[Collection entries]
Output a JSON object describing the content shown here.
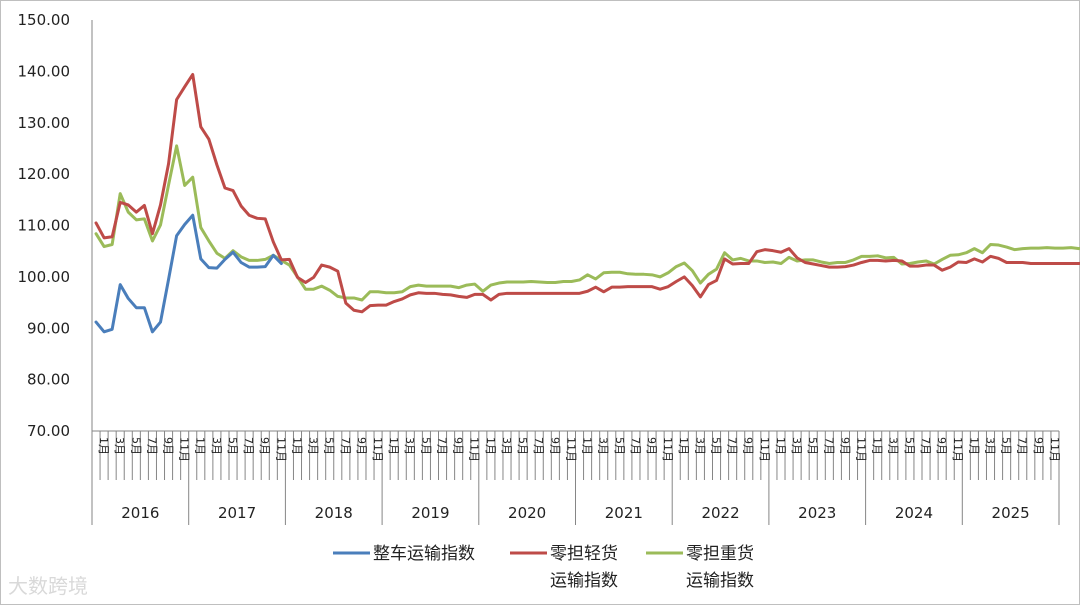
{
  "chart_data": {
    "type": "line",
    "ylim": [
      70,
      150
    ],
    "yticks": [
      "70.00",
      "80.00",
      "90.00",
      "100.00",
      "110.00",
      "120.00",
      "130.00",
      "140.00",
      "150.00"
    ],
    "years": [
      "2016",
      "2017",
      "2018",
      "2019",
      "2020",
      "2021",
      "2022",
      "2023",
      "2024",
      "2025"
    ],
    "month_labels": [
      "1月",
      "3月",
      "5月",
      "7月",
      "9月",
      "11月"
    ],
    "grid": false,
    "legend": "bottom",
    "series": [
      {
        "name": "整车运输指数",
        "color": "#4a7ebb",
        "values": [
          91.2,
          89.3,
          89.8,
          98.5,
          95.8,
          94.0,
          94.0,
          89.3,
          91.2,
          99.5,
          108.0,
          110.2,
          112.0,
          103.5,
          101.8,
          101.7,
          103.4,
          104.8,
          102.8,
          101.9,
          101.9,
          102.0,
          104.2,
          102.6
        ]
      },
      {
        "name": "零担轻货运输指数",
        "color": "#be4b48",
        "values": [
          110.5,
          107.6,
          107.8,
          114.5,
          114.0,
          112.6,
          113.9,
          108.4,
          114.0,
          122.0,
          134.5,
          137.0,
          139.4,
          129.2,
          126.8,
          121.8,
          117.3,
          116.8,
          113.8,
          112.0,
          111.4,
          111.3,
          106.8,
          103.3,
          103.4,
          99.9,
          98.9,
          99.9,
          102.3,
          101.9,
          101.1,
          94.9,
          93.5,
          93.2,
          94.4,
          94.5,
          94.5,
          95.2,
          95.7,
          96.5,
          96.9,
          96.8,
          96.8,
          96.6,
          96.5,
          96.2,
          96.0,
          96.6,
          96.6,
          95.5,
          96.6,
          96.8,
          96.8,
          96.8,
          96.8,
          96.8,
          96.8,
          96.8,
          96.8,
          96.8,
          96.8,
          97.2,
          98.0,
          97.1,
          98.0,
          98.0,
          98.1,
          98.1,
          98.1,
          98.1,
          97.6,
          98.1,
          99.1,
          100.0,
          98.3,
          96.1,
          98.5,
          99.3,
          103.5,
          102.5,
          102.6,
          102.6,
          104.9,
          105.3,
          105.1,
          104.8,
          105.5,
          103.7,
          102.8,
          102.5,
          102.2,
          101.9,
          101.9,
          102.0,
          102.3,
          102.8,
          103.2,
          103.2,
          103.1,
          103.2,
          103.1,
          102.1,
          102.1,
          102.3,
          102.3,
          101.3,
          101.9,
          102.9,
          102.8,
          103.5,
          102.9,
          104.0,
          103.6,
          102.8,
          102.8,
          102.8,
          102.6,
          102.6,
          102.6,
          102.6,
          102.6,
          102.6,
          102.6,
          102.9
        ]
      },
      {
        "name": "零担重货运输指数",
        "color": "#9bbb59",
        "values": [
          108.4,
          105.9,
          106.3,
          116.2,
          112.6,
          111.1,
          111.3,
          107.0,
          110.1,
          117.9,
          125.5,
          117.8,
          119.4,
          109.6,
          107.0,
          104.6,
          103.6,
          105.1,
          103.9,
          103.2,
          103.2,
          103.4,
          104.2,
          103.2,
          102.3,
          100.0,
          97.6,
          97.6,
          98.2,
          97.4,
          96.2,
          95.9,
          95.9,
          95.5,
          97.1,
          97.1,
          96.9,
          96.9,
          97.1,
          98.1,
          98.4,
          98.2,
          98.2,
          98.2,
          98.2,
          97.9,
          98.4,
          98.6,
          97.2,
          98.4,
          98.8,
          99.0,
          99.0,
          99.0,
          99.1,
          99.0,
          98.9,
          98.9,
          99.1,
          99.1,
          99.4,
          100.4,
          99.6,
          100.8,
          100.9,
          100.9,
          100.6,
          100.5,
          100.5,
          100.4,
          100.0,
          100.8,
          102.0,
          102.7,
          101.2,
          98.8,
          100.5,
          101.5,
          104.7,
          103.3,
          103.6,
          103.1,
          103.1,
          102.8,
          102.9,
          102.6,
          103.8,
          103.1,
          103.3,
          103.3,
          102.9,
          102.6,
          102.8,
          102.8,
          103.3,
          104.0,
          104.0,
          104.1,
          103.7,
          103.8,
          102.5,
          102.6,
          102.9,
          103.1,
          102.5,
          103.4,
          104.2,
          104.3,
          104.7,
          105.5,
          104.7,
          106.3,
          106.2,
          105.8,
          105.3,
          105.5,
          105.6,
          105.6,
          105.7,
          105.6,
          105.6,
          105.7,
          105.5,
          106.0
        ]
      }
    ]
  },
  "legend_labels": {
    "s1": "整车运输指数",
    "s2_line1": "零担轻货",
    "s2_line2": "运输指数",
    "s3_line1": "零担重货",
    "s3_line2": "运输指数"
  },
  "watermark": "大数跨境"
}
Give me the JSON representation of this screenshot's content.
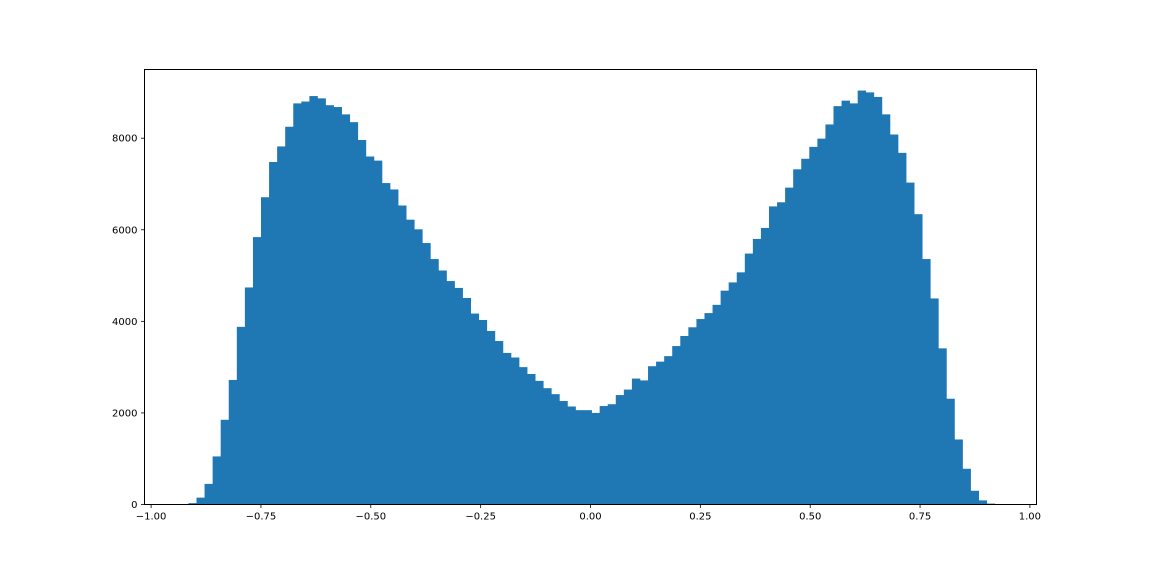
{
  "chart_data": {
    "type": "bar",
    "title": "",
    "xlabel": "",
    "ylabel": "",
    "xlim": [
      -1.0,
      1.0
    ],
    "ylim": [
      0,
      9500
    ],
    "grid": false,
    "bar_color": "#1f77b4",
    "bin_start": -0.915,
    "bin_end": 0.92,
    "values": [
      30,
      150,
      450,
      1050,
      1850,
      2720,
      3880,
      4740,
      5840,
      6710,
      7480,
      7820,
      8250,
      8760,
      8800,
      8920,
      8870,
      8720,
      8680,
      8520,
      8350,
      7960,
      7600,
      7510,
      7020,
      6880,
      6530,
      6220,
      6010,
      5710,
      5360,
      5110,
      4880,
      4730,
      4510,
      4170,
      4030,
      3790,
      3570,
      3310,
      3210,
      3000,
      2850,
      2700,
      2540,
      2410,
      2260,
      2140,
      2060,
      2060,
      2000,
      2150,
      2190,
      2390,
      2510,
      2750,
      2710,
      3020,
      3120,
      3240,
      3460,
      3680,
      3870,
      4050,
      4180,
      4360,
      4670,
      4850,
      5070,
      5480,
      5800,
      6040,
      6510,
      6600,
      6920,
      7320,
      7550,
      7810,
      7990,
      8300,
      8700,
      8820,
      8760,
      9040,
      9000,
      8900,
      8520,
      8080,
      7680,
      7030,
      6340,
      5360,
      4500,
      3410,
      2310,
      1420,
      780,
      300,
      90,
      20
    ],
    "x_ticks": [
      {
        "value": -1.0,
        "label": "−1.00"
      },
      {
        "value": -0.75,
        "label": "−0.75"
      },
      {
        "value": -0.5,
        "label": "−0.50"
      },
      {
        "value": -0.25,
        "label": "−0.25"
      },
      {
        "value": 0.0,
        "label": "0.00"
      },
      {
        "value": 0.25,
        "label": "0.25"
      },
      {
        "value": 0.5,
        "label": "0.50"
      },
      {
        "value": 0.75,
        "label": "0.75"
      },
      {
        "value": 1.0,
        "label": "1.00"
      }
    ],
    "y_ticks": [
      {
        "value": 0,
        "label": "0"
      },
      {
        "value": 2000,
        "label": "2000"
      },
      {
        "value": 4000,
        "label": "4000"
      },
      {
        "value": 6000,
        "label": "6000"
      },
      {
        "value": 8000,
        "label": "8000"
      }
    ]
  }
}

- [WORK TO DO] Each entry above is to be written out again unchanged, apart from the pictures, which are left out.

- [TASK OUTPUT]
Output a JSON object describing the content shown here.
{
  "chart_data": {
    "type": "line",
    "ylim": [
      70,
      150
    ],
    "yticks": [
      "70.00",
      "80.00",
      "90.00",
      "100.00",
      "110.00",
      "120.00",
      "130.00",
      "140.00",
      "150.00"
    ],
    "years": [
      "2016",
      "2017",
      "2018",
      "2019",
      "2020",
      "2021",
      "2022",
      "2023",
      "2024",
      "2025"
    ],
    "month_labels": [
      "1月",
      "3月",
      "5月",
      "7月",
      "9月",
      "11月"
    ],
    "grid": false,
    "legend": "bottom",
    "series": [
      {
        "name": "整车运输指数",
        "color": "#4a7ebb",
        "values": [
          91.2,
          89.3,
          89.8,
          98.5,
          95.8,
          94.0,
          94.0,
          89.3,
          91.2,
          99.5,
          108.0,
          110.2,
          112.0,
          103.5,
          101.8,
          101.7,
          103.4,
          104.8,
          102.8,
          101.9,
          101.9,
          102.0,
          104.2,
          102.6
        ]
      },
      {
        "name": "零担轻货运输指数",
        "color": "#be4b48",
        "values": [
          110.5,
          107.6,
          107.8,
          114.5,
          114.0,
          112.6,
          113.9,
          108.4,
          114.0,
          122.0,
          134.5,
          137.0,
          139.4,
          129.2,
          126.8,
          121.8,
          117.3,
          116.8,
          113.8,
          112.0,
          111.4,
          111.3,
          106.8,
          103.3,
          103.4,
          99.9,
          98.9,
          99.9,
          102.3,
          101.9,
          101.1,
          94.9,
          93.5,
          93.2,
          94.4,
          94.5,
          94.5,
          95.2,
          95.7,
          96.5,
          96.9,
          96.8,
          96.8,
          96.6,
          96.5,
          96.2,
          96.0,
          96.6,
          96.6,
          95.5,
          96.6,
          96.8,
          96.8,
          96.8,
          96.8,
          96.8,
          96.8,
          96.8,
          96.8,
          96.8,
          96.8,
          97.2,
          98.0,
          97.1,
          98.0,
          98.0,
          98.1,
          98.1,
          98.1,
          98.1,
          97.6,
          98.1,
          99.1,
          100.0,
          98.3,
          96.1,
          98.5,
          99.3,
          103.5,
          102.5,
          102.6,
          102.6,
          104.9,
          105.3,
          105.1,
          104.8,
          105.5,
          103.7,
          102.8,
          102.5,
          102.2,
          101.9,
          101.9,
          102.0,
          102.3,
          102.8,
          103.2,
          103.2,
          103.1,
          103.2,
          103.1,
          102.1,
          102.1,
          102.3,
          102.3,
          101.3,
          101.9,
          102.9,
          102.8,
          103.5,
          102.9,
          104.0,
          103.6,
          102.8,
          102.8,
          102.8,
          102.6,
          102.6,
          102.6,
          102.6,
          102.6,
          102.6,
          102.6,
          102.9
        ]
      },
      {
        "name": "零担重货运输指数",
        "color": "#9bbb59",
        "values": [
          108.4,
          105.9,
          106.3,
          116.2,
          112.6,
          111.1,
          111.3,
          107.0,
          110.1,
          117.9,
          125.5,
          117.8,
          119.4,
          109.6,
          107.0,
          104.6,
          103.6,
          105.1,
          103.9,
          103.2,
          103.2,
          103.4,
          104.2,
          103.2,
          102.3,
          100.0,
          97.6,
          97.6,
          98.2,
          97.4,
          96.2,
          95.9,
          95.9,
          95.5,
          97.1,
          97.1,
          96.9,
          96.9,
          97.1,
          98.1,
          98.4,
          98.2,
          98.2,
          98.2,
          98.2,
          97.9,
          98.4,
          98.6,
          97.2,
          98.4,
          98.8,
          99.0,
          99.0,
          99.0,
          99.1,
          99.0,
          98.9,
          98.9,
          99.1,
          99.1,
          99.4,
          100.4,
          99.6,
          100.8,
          100.9,
          100.9,
          100.6,
          100.5,
          100.5,
          100.4,
          100.0,
          100.8,
          102.0,
          102.7,
          101.2,
          98.8,
          100.5,
          101.5,
          104.7,
          103.3,
          103.6,
          103.1,
          103.1,
          102.8,
          102.9,
          102.6,
          103.8,
          103.1,
          103.3,
          103.3,
          102.9,
          102.6,
          102.8,
          102.8,
          103.3,
          104.0,
          104.0,
          104.1,
          103.7,
          103.8,
          102.5,
          102.6,
          102.9,
          103.1,
          102.5,
          103.4,
          104.2,
          104.3,
          104.7,
          105.5,
          104.7,
          106.3,
          106.2,
          105.8,
          105.3,
          105.5,
          105.6,
          105.6,
          105.7,
          105.6,
          105.6,
          105.7,
          105.5,
          106.0
        ]
      }
    ]
  },
  "legend_labels": {
    "s1": "整车运输指数",
    "s2_line1": "零担轻货",
    "s2_line2": "运输指数",
    "s3_line1": "零担重货",
    "s3_line2": "运输指数"
  },
  "watermark": "大数跨境"
}
Give me the JSON representation of this screenshot's content.
{
  "chart_data": {
    "type": "bar",
    "title": "",
    "xlabel": "",
    "ylabel": "",
    "xlim": [
      -1.0,
      1.0
    ],
    "ylim": [
      0,
      9500
    ],
    "grid": false,
    "bar_color": "#1f77b4",
    "bin_start": -0.915,
    "bin_end": 0.92,
    "values": [
      30,
      150,
      450,
      1050,
      1850,
      2720,
      3880,
      4740,
      5840,
      6710,
      7480,
      7820,
      8250,
      8760,
      8800,
      8920,
      8870,
      8720,
      8680,
      8520,
      8350,
      7960,
      7600,
      7510,
      7020,
      6880,
      6530,
      6220,
      6010,
      5710,
      5360,
      5110,
      4880,
      4730,
      4510,
      4170,
      4030,
      3790,
      3570,
      3310,
      3210,
      3000,
      2850,
      2700,
      2540,
      2410,
      2260,
      2140,
      2060,
      2060,
      2000,
      2150,
      2190,
      2390,
      2510,
      2750,
      2710,
      3020,
      3120,
      3240,
      3460,
      3680,
      3870,
      4050,
      4180,
      4360,
      4670,
      4850,
      5070,
      5480,
      5800,
      6040,
      6510,
      6600,
      6920,
      7320,
      7550,
      7810,
      7990,
      8300,
      8700,
      8820,
      8760,
      9040,
      9000,
      8900,
      8520,
      8080,
      7680,
      7030,
      6340,
      5360,
      4500,
      3410,
      2310,
      1420,
      780,
      300,
      90,
      20
    ],
    "x_ticks": [
      {
        "value": -1.0,
        "label": "−1.00"
      },
      {
        "value": -0.75,
        "label": "−0.75"
      },
      {
        "value": -0.5,
        "label": "−0.50"
      },
      {
        "value": -0.25,
        "label": "−0.25"
      },
      {
        "value": 0.0,
        "label": "0.00"
      },
      {
        "value": 0.25,
        "label": "0.25"
      },
      {
        "value": 0.5,
        "label": "0.50"
      },
      {
        "value": 0.75,
        "label": "0.75"
      },
      {
        "value": 1.0,
        "label": "1.00"
      }
    ],
    "y_ticks": [
      {
        "value": 0,
        "label": "0"
      },
      {
        "value": 2000,
        "label": "2000"
      },
      {
        "value": 4000,
        "label": "4000"
      },
      {
        "value": 6000,
        "label": "6000"
      },
      {
        "value": 8000,
        "label": "8000"
      }
    ]
  }
}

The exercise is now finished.